| Prompt |
Word for word, retype every entry in the listing.

[begin Material to process]

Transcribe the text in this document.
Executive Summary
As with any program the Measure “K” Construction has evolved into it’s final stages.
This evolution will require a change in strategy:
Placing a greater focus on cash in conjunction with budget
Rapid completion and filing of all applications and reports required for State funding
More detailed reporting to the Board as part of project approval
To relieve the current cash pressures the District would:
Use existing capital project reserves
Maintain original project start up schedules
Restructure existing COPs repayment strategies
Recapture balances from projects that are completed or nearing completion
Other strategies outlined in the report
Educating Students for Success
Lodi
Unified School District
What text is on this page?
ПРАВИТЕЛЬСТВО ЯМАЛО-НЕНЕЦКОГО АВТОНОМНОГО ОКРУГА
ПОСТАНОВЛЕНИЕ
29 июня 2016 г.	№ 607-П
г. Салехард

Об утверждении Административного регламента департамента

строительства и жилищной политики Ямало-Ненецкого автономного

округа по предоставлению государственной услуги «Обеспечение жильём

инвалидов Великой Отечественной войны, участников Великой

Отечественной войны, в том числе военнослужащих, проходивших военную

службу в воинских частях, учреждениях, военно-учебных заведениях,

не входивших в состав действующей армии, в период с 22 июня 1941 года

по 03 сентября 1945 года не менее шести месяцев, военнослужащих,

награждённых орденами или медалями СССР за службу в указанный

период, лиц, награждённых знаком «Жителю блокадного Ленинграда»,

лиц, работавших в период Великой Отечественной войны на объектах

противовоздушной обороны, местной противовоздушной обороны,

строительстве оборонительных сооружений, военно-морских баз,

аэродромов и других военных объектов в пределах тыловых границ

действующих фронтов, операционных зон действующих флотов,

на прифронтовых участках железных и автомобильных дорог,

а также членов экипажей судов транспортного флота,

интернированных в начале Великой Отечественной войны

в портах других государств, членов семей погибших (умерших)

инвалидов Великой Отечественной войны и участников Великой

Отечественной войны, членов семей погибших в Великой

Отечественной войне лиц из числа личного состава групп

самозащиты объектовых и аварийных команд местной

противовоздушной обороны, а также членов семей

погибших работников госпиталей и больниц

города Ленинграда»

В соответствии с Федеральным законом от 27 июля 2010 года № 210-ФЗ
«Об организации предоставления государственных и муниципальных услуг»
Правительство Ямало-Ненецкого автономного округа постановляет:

[end Material to process]

| Exercise answer |
Transcribe the text in this document.
Executive Summary
As with any program the Measure “K” Construction has evolved into it’s final stages.
This evolution will require a change in strategy:
Placing a greater focus on cash in conjunction with budget
Rapid completion and filing of all applications and reports required for State funding
More detailed reporting to the Board as part of project approval
To relieve the current cash pressures the District would:
Use existing capital project reserves
Maintain original project start up schedules
Restructure existing COPs repayment strategies
Recapture balances from projects that are completed or nearing completion
Other strategies outlined in the report
Educating Students for Success
Lodi
Unified School District
What text is on this page?
ПРАВИТЕЛЬСТВО ЯМАЛО-НЕНЕЦКОГО АВТОНОМНОГО ОКРУГА
ПОСТАНОВЛЕНИЕ
29 июня 2016 г.	№ 607-П
г. Салехард

Об утверждении Административного регламента департамента

строительства и жилищной политики Ямало-Ненецкого автономного

округа по предоставлению государственной услуги «Обеспечение жильём

инвалидов Великой Отечественной войны, участников Великой

Отечественной войны, в том числе военнослужащих, проходивших военную

службу в воинских частях, учреждениях, военно-учебных заведениях,

не входивших в состав действующей армии, в период с 22 июня 1941 года

по 03 сентября 1945 года не менее шести месяцев, военнослужащих,

награждённых орденами или медалями СССР за службу в указанный

период, лиц, награждённых знаком «Жителю блокадного Ленинграда»,

лиц, работавших в период Великой Отечественной войны на объектах

противовоздушной обороны, местной противовоздушной обороны,

строительстве оборонительных сооружений, военно-морских баз,

аэродромов и других военных объектов в пределах тыловых границ

действующих фронтов, операционных зон действующих флотов,

на прифронтовых участках железных и автомобильных дорог,

а также членов экипажей судов транспортного флота,

интернированных в начале Великой Отечественной войны

в портах других государств, членов семей погибших (умерших)

инвалидов Великой Отечественной войны и участников Великой

Отечественной войны, членов семей погибших в Великой

Отечественной войне лиц из числа личного состава групп

самозащиты объектовых и аварийных команд местной

противовоздушной обороны, а также членов семей

погибших работников госпиталей и больниц

города Ленинграда»

В соответствии с Федеральным законом от 27 июля 2010 года № 210-ФЗ
«Об организации предоставления государственных и муниципальных услуг»
Правительство Ямало-Ненецкого автономного округа постановляет:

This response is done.